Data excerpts

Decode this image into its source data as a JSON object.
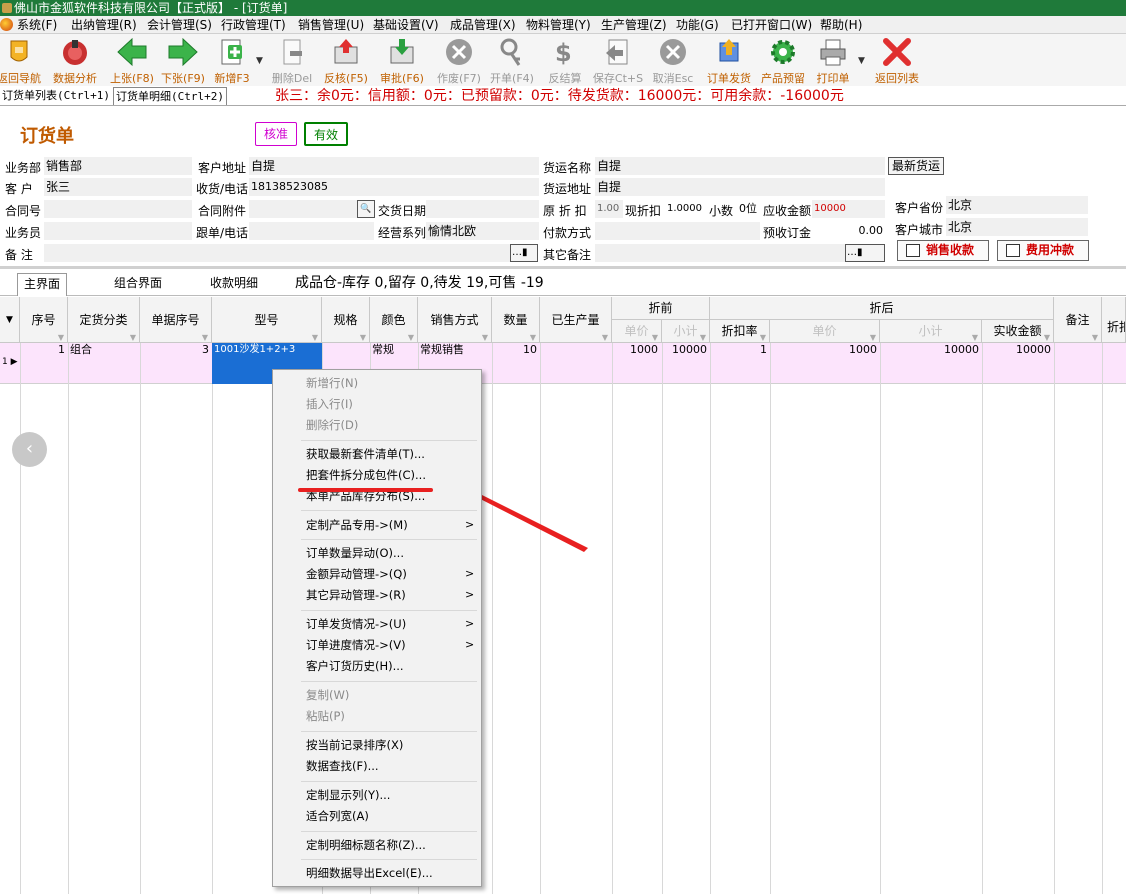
{
  "window": {
    "title": "佛山市金狐软件科技有限公司【正式版】 - [订货单]"
  },
  "menu": [
    "系统(F)",
    "出纳管理(R)",
    "会计管理(S)",
    "行政管理(T)",
    "销售管理(U)",
    "基础设置(V)",
    "成品管理(X)",
    "物料管理(Y)",
    "生产管理(Z)",
    "功能(G)",
    "已打开窗口(W)",
    "帮助(H)"
  ],
  "toolbar": {
    "back_nav": "返回导航",
    "analysis": "数据分析",
    "prev": "上张(F8)",
    "next": "下张(F9)",
    "new": "新增F3",
    "delete": "删除Del",
    "review": "反核(F5)",
    "approve": "审批(F6)",
    "void": "作废(F7)",
    "open": "开单(F4)",
    "reverse_settle": "反结算",
    "save": "保存Ct+S",
    "cancel": "取消Esc",
    "ship": "订单发货",
    "warning": "产品预留",
    "print": "打印单",
    "back_list": "返回列表"
  },
  "tabs": {
    "list": "订货单列表(Ctrl+1)",
    "detail": "订货单明细(Ctrl+2)"
  },
  "status": "张三：余0元：信用额：0元：已预留款：0元：待发货款：16000元：可用余款：-16000元",
  "form": {
    "title": "订货单",
    "badge_approve": "核准",
    "badge_valid": "有效",
    "dept_label": "业务部",
    "dept": "销售部",
    "cust_label": "客 户",
    "cust": "张三",
    "contract_label": "合同号",
    "contract": "",
    "salesman_label": "业务员",
    "salesman": "",
    "remark_label": "备 注",
    "remark": "",
    "addr_label": "客户地址",
    "addr": "自提",
    "phone_label": "收货/电话",
    "phone": "18138523085",
    "attach_label": "合同附件",
    "attach": "",
    "follow_label": "跟单/电话",
    "follow": "",
    "delivery_date_label": "交货日期",
    "delivery_date": "",
    "series_label": "经营系列",
    "series": "愉情北欧",
    "ship_name_label": "货运名称",
    "ship_name": "自提",
    "ship_addr_label": "货运地址",
    "ship_addr": "自提",
    "discount_label": "原 折 扣",
    "discount": "1.00",
    "cur_discount_label": "现折扣",
    "cur_discount": "1.0000",
    "decimal_label": "小数",
    "decimal": "0位",
    "receivable_label": "应收金额",
    "receivable": "10000",
    "pay_label": "付款方式",
    "pay": "",
    "deposit_label": "预收订金",
    "deposit": "0.00",
    "other_remark_label": "其它备注",
    "other_remark": "",
    "latest_ship_btn": "最新货运",
    "province_label": "客户省份",
    "province": "北京",
    "city_label": "客户城市",
    "city": "北京",
    "sale_receipt_btn": "销售收款",
    "fee_offset_btn": "费用冲款"
  },
  "subtabs": {
    "main": "主界面",
    "combo": "组合界面",
    "payment": "收款明细"
  },
  "stock_info": "成品仓-库存 0,留存 0,待发 19,可售 -19",
  "table": {
    "headers": {
      "seq": "序号",
      "category": "定货分类",
      "doc_seq": "单据序号",
      "model": "型号",
      "spec": "规格",
      "color": "颜色",
      "sale_mode": "销售方式",
      "qty": "数量",
      "produced": "已生产量",
      "before": "折前",
      "price": "单价",
      "subtotal": "小计",
      "after": "折后",
      "rate": "折扣率",
      "after_price": "单价",
      "after_subtotal": "小计",
      "actual": "实收金额",
      "note": "备注",
      "extra": "折扣"
    },
    "row": {
      "seq": "1",
      "category": "组合",
      "doc_seq": "3",
      "model": "1001沙发1+2+3",
      "spec": "",
      "color": "常规",
      "sale_mode": "常规销售",
      "qty": "10",
      "produced": "",
      "price": "1000",
      "subtotal": "10000",
      "rate": "1",
      "after_price": "1000",
      "after_subtotal": "10000",
      "actual": "10000",
      "row_num": "1"
    }
  },
  "context_menu": {
    "new_row": "新增行(N)",
    "insert_row": "插入行(I)",
    "delete_row": "删除行(D)",
    "get_kit": "获取最新套件清单(T)...",
    "split_kit": "把套件拆分成包件(C)...",
    "stock_dist": "本单产品库存分布(S)...",
    "custom_product": "定制产品专用->(M)",
    "qty_change": "订单数量异动(O)...",
    "amount_change": "金额异动管理->(Q)",
    "other_change": "其它异动管理->(R)",
    "ship_status": "订单发货情况->(U)",
    "progress": "订单进度情况->(V)",
    "history": "客户订货历史(H)...",
    "copy": "复制(W)",
    "paste": "粘贴(P)",
    "sort": "按当前记录排序(X)",
    "find": "数据查找(F)...",
    "custom_cols": "定制显示列(Y)...",
    "fit_width": "适合列宽(A)",
    "custom_title": "定制明细标题名称(Z)...",
    "export": "明细数据导出Excel(E)...",
    "submenu_arrow": ">"
  }
}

_Short task_
Repeat the records word for word. Any picture in them should be left out.

_Complete output_
Decode this image into its source data as a JSON object.
{
  "window": {
    "title": "佛山市金狐软件科技有限公司【正式版】 - [订货单]"
  },
  "menu": [
    "系统(F)",
    "出纳管理(R)",
    "会计管理(S)",
    "行政管理(T)",
    "销售管理(U)",
    "基础设置(V)",
    "成品管理(X)",
    "物料管理(Y)",
    "生产管理(Z)",
    "功能(G)",
    "已打开窗口(W)",
    "帮助(H)"
  ],
  "toolbar": {
    "back_nav": "返回导航",
    "analysis": "数据分析",
    "prev": "上张(F8)",
    "next": "下张(F9)",
    "new": "新增F3",
    "delete": "删除Del",
    "review": "反核(F5)",
    "approve": "审批(F6)",
    "void": "作废(F7)",
    "open": "开单(F4)",
    "reverse_settle": "反结算",
    "save": "保存Ct+S",
    "cancel": "取消Esc",
    "ship": "订单发货",
    "warning": "产品预留",
    "print": "打印单",
    "back_list": "返回列表"
  },
  "tabs": {
    "list": "订货单列表(Ctrl+1)",
    "detail": "订货单明细(Ctrl+2)"
  },
  "status": "张三：余0元：信用额：0元：已预留款：0元：待发货款：16000元：可用余款：-16000元",
  "form": {
    "title": "订货单",
    "badge_approve": "核准",
    "badge_valid": "有效",
    "dept_label": "业务部",
    "dept": "销售部",
    "cust_label": "客 户",
    "cust": "张三",
    "contract_label": "合同号",
    "contract": "",
    "salesman_label": "业务员",
    "salesman": "",
    "remark_label": "备 注",
    "remark": "",
    "addr_label": "客户地址",
    "addr": "自提",
    "phone_label": "收货/电话",
    "phone": "18138523085",
    "attach_label": "合同附件",
    "attach": "",
    "follow_label": "跟单/电话",
    "follow": "",
    "delivery_date_label": "交货日期",
    "delivery_date": "",
    "series_label": "经营系列",
    "series": "愉情北欧",
    "ship_name_label": "货运名称",
    "ship_name": "自提",
    "ship_addr_label": "货运地址",
    "ship_addr": "自提",
    "discount_label": "原 折 扣",
    "discount": "1.00",
    "cur_discount_label": "现折扣",
    "cur_discount": "1.0000",
    "decimal_label": "小数",
    "decimal": "0位",
    "receivable_label": "应收金额",
    "receivable": "10000",
    "pay_label": "付款方式",
    "pay": "",
    "deposit_label": "预收订金",
    "deposit": "0.00",
    "other_remark_label": "其它备注",
    "other_remark": "",
    "latest_ship_btn": "最新货运",
    "province_label": "客户省份",
    "province": "北京",
    "city_label": "客户城市",
    "city": "北京",
    "sale_receipt_btn": "销售收款",
    "fee_offset_btn": "费用冲款"
  },
  "subtabs": {
    "main": "主界面",
    "combo": "组合界面",
    "payment": "收款明细"
  },
  "stock_info": "成品仓-库存 0,留存 0,待发 19,可售 -19",
  "table": {
    "headers": {
      "seq": "序号",
      "category": "定货分类",
      "doc_seq": "单据序号",
      "model": "型号",
      "spec": "规格",
      "color": "颜色",
      "sale_mode": "销售方式",
      "qty": "数量",
      "produced": "已生产量",
      "before": "折前",
      "price": "单价",
      "subtotal": "小计",
      "after": "折后",
      "rate": "折扣率",
      "after_price": "单价",
      "after_subtotal": "小计",
      "actual": "实收金额",
      "note": "备注",
      "extra": "折扣"
    },
    "row": {
      "seq": "1",
      "category": "组合",
      "doc_seq": "3",
      "model": "1001沙发1+2+3",
      "spec": "",
      "color": "常规",
      "sale_mode": "常规销售",
      "qty": "10",
      "produced": "",
      "price": "1000",
      "subtotal": "10000",
      "rate": "1",
      "after_price": "1000",
      "after_subtotal": "10000",
      "actual": "10000",
      "row_num": "1"
    }
  },
  "context_menu": {
    "new_row": "新增行(N)",
    "insert_row": "插入行(I)",
    "delete_row": "删除行(D)",
    "get_kit": "获取最新套件清单(T)...",
    "split_kit": "把套件拆分成包件(C)...",
    "stock_dist": "本单产品库存分布(S)...",
    "custom_product": "定制产品专用->(M)",
    "qty_change": "订单数量异动(O)...",
    "amount_change": "金额异动管理->(Q)",
    "other_change": "其它异动管理->(R)",
    "ship_status": "订单发货情况->(U)",
    "progress": "订单进度情况->(V)",
    "history": "客户订货历史(H)...",
    "copy": "复制(W)",
    "paste": "粘贴(P)",
    "sort": "按当前记录排序(X)",
    "find": "数据查找(F)...",
    "custom_cols": "定制显示列(Y)...",
    "fit_width": "适合列宽(A)",
    "custom_title": "定制明细标题名称(Z)...",
    "export": "明细数据导出Excel(E)...",
    "submenu_arrow": ">"
  }
}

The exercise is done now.